## [Requirement]
Gather the lines from the material that contain "Complex".

[start of Data listing]

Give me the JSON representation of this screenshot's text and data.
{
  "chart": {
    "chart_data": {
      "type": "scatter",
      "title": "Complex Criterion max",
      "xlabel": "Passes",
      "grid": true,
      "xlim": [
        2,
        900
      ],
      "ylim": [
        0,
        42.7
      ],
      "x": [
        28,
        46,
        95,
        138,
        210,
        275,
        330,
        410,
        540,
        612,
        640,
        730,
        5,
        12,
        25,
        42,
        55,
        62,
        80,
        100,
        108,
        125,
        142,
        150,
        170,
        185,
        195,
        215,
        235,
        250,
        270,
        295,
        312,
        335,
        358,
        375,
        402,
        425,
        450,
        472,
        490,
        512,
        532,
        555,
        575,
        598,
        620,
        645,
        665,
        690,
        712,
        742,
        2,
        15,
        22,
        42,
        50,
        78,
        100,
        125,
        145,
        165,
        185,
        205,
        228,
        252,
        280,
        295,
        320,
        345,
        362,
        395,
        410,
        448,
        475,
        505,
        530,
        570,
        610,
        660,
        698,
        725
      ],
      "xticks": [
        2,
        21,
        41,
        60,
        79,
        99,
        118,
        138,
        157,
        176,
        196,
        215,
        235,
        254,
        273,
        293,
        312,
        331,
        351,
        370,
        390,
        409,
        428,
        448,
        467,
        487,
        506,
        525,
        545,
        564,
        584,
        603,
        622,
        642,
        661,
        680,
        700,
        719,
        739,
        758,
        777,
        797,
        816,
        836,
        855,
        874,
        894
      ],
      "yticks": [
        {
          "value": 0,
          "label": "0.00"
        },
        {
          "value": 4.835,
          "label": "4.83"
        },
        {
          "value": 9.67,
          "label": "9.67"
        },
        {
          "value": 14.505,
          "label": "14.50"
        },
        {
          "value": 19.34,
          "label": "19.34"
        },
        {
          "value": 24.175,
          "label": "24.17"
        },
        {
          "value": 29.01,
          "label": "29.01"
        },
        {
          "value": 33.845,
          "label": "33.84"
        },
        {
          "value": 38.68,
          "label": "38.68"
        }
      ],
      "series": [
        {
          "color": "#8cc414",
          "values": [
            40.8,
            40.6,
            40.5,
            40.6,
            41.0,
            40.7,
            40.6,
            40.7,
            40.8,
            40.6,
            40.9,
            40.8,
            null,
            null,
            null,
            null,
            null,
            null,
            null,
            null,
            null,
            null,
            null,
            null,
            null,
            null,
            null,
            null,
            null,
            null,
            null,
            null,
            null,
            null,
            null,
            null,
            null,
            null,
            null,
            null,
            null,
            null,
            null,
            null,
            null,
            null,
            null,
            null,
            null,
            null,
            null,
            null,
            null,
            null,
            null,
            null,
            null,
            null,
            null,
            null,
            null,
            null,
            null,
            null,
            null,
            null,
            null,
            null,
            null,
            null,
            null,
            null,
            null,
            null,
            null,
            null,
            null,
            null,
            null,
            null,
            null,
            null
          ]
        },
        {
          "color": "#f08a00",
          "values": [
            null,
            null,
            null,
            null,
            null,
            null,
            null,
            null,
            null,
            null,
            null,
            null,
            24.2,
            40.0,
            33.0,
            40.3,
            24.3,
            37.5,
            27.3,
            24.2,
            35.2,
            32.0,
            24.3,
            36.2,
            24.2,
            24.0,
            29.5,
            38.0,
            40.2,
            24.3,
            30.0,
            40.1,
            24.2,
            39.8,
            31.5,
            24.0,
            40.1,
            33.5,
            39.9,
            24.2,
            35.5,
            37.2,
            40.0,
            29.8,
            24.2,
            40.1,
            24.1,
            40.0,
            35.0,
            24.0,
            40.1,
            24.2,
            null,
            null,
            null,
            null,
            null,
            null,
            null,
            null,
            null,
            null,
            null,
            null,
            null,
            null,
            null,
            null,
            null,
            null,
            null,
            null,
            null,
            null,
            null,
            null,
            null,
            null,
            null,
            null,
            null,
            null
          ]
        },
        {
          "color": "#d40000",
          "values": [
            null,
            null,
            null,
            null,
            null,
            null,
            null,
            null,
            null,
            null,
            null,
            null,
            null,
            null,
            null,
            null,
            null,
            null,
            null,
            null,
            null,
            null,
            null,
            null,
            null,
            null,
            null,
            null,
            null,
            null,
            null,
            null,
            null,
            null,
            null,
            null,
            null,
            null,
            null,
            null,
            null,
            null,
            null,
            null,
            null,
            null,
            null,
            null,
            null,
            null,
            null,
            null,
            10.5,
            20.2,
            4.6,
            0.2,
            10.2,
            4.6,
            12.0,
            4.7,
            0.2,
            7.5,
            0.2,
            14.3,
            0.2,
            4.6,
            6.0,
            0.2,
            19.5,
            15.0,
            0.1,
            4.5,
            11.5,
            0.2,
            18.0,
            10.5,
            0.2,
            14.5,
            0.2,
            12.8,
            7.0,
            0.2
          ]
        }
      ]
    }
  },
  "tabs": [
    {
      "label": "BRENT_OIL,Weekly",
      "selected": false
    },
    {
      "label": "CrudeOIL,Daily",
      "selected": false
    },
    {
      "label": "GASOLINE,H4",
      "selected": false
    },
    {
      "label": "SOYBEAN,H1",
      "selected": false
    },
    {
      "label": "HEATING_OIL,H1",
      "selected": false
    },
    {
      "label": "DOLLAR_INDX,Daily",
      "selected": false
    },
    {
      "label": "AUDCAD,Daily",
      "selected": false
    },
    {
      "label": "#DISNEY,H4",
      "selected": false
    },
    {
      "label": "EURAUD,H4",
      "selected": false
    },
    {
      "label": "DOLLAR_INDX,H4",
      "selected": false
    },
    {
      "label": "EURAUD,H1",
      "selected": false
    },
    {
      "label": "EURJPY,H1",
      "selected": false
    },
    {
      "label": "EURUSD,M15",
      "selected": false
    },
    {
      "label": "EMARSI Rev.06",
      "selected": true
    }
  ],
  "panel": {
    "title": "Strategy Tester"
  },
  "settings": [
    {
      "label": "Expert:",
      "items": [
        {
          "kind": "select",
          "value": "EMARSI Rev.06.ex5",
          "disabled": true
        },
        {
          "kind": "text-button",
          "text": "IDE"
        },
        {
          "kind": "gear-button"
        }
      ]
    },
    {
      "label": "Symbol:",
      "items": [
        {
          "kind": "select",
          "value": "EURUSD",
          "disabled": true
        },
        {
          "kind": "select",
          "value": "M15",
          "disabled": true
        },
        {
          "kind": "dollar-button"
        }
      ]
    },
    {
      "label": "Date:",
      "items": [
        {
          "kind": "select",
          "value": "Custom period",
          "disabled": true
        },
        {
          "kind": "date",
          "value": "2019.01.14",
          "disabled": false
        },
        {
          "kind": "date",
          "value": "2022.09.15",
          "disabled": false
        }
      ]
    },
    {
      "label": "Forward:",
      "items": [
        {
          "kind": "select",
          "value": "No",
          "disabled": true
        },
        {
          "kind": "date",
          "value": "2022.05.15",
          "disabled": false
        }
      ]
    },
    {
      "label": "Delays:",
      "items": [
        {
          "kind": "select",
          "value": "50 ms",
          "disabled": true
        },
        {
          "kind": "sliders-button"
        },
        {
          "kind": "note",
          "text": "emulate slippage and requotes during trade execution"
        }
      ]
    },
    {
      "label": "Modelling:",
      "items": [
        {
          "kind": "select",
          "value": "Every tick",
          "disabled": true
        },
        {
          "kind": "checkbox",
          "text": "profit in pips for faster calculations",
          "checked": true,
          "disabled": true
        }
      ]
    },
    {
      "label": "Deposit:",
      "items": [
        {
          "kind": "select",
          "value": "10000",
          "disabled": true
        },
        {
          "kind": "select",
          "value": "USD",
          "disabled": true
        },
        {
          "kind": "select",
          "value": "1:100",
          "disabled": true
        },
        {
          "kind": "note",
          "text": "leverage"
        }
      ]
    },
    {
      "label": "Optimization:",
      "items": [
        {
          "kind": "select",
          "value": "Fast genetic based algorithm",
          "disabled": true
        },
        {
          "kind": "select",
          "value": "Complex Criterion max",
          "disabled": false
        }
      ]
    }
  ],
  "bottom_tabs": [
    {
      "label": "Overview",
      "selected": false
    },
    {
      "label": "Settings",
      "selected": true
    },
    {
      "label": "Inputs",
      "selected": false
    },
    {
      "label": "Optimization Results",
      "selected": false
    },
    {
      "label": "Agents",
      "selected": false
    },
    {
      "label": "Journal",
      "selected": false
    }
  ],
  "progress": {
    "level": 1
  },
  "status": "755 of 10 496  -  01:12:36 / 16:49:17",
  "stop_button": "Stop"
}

[end of Data listing]

## [Written answer]
      "title": "Complex Criterion max",
          "value": "Complex Criterion max",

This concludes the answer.